**Request**.
Rewrite the stretch from the start of the records through the line containing "lake-map: 59.4 58.3", changing "lon-tick" to "longitude-tick" and leaving everything else unchanged.

**Data to use**.
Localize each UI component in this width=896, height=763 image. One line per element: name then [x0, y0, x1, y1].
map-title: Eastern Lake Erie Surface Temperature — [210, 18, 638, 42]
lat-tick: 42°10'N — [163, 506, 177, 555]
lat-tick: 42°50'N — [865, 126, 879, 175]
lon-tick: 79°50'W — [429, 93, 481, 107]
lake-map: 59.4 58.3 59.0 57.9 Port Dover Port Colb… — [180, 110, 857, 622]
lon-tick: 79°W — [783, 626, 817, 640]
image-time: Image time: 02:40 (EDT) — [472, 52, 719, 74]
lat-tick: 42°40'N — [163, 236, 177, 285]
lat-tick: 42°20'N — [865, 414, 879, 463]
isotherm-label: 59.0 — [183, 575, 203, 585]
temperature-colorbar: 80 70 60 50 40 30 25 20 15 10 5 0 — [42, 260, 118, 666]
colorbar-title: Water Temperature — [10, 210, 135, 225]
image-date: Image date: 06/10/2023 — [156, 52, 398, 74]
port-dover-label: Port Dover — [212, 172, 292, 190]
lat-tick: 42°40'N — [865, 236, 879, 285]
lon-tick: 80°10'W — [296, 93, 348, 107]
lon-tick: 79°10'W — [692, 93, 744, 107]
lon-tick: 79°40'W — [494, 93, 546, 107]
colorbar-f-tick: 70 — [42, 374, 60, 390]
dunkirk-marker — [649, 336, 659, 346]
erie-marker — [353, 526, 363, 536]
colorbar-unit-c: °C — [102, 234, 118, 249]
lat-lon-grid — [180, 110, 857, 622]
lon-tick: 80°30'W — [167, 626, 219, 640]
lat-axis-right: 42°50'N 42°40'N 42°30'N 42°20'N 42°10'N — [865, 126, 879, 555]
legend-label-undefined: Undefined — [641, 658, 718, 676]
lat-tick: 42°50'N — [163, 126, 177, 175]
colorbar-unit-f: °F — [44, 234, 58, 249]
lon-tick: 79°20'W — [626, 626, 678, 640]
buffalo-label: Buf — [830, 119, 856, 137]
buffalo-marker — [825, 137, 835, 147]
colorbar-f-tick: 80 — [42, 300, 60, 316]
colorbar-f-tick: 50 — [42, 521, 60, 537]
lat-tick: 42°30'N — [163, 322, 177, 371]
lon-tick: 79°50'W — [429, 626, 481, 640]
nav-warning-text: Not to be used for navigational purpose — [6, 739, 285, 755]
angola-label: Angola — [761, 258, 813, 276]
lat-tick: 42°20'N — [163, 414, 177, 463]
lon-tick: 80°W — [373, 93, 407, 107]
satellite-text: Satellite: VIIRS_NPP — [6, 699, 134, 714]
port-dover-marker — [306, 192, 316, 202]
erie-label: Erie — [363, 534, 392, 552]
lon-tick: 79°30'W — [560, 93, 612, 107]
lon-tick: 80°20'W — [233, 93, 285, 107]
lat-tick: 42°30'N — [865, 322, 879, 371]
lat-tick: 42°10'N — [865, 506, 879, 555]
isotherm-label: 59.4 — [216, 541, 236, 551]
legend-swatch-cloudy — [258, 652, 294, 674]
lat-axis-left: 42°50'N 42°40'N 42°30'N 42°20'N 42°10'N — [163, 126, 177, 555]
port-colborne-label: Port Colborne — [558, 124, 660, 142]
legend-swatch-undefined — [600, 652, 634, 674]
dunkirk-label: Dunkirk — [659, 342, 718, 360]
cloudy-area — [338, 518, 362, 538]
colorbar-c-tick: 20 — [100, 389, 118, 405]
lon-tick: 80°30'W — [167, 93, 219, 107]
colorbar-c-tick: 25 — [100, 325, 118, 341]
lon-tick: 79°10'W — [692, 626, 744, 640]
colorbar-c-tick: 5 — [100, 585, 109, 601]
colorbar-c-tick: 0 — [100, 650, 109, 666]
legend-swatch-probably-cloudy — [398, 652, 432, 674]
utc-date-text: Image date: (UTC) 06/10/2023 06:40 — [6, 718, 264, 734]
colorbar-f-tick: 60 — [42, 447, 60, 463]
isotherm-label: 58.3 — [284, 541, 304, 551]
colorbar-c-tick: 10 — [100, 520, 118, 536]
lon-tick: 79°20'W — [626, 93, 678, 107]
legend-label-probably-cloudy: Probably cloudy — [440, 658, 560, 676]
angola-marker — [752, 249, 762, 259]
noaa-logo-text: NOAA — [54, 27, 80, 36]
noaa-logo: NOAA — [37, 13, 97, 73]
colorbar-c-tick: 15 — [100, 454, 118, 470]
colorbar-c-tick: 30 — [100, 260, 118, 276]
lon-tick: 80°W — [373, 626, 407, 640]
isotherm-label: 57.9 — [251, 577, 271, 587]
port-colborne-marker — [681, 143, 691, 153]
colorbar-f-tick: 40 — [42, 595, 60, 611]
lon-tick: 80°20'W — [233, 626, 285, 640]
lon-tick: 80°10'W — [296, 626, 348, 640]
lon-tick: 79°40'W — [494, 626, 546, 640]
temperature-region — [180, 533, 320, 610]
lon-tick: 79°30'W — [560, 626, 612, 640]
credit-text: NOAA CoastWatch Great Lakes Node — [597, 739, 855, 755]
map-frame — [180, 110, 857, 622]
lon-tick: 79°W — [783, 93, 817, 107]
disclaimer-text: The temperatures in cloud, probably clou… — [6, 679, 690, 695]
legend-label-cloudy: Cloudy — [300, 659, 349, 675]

**Response to this exercise**.
Localize each UI component in this width=896, height=763 image. One line per element: name then [x0, y0, x1, y1].
map-title: Eastern Lake Erie Surface Temperature — [210, 18, 638, 42]
lat-tick: 42°10'N — [163, 506, 177, 555]
lat-tick: 42°50'N — [865, 126, 879, 175]
longitude-tick: 79°50'W — [429, 93, 481, 107]
lake-map: 59.4 58.3 59.0 57.9 Port Dover Port Colb… — [180, 110, 857, 622]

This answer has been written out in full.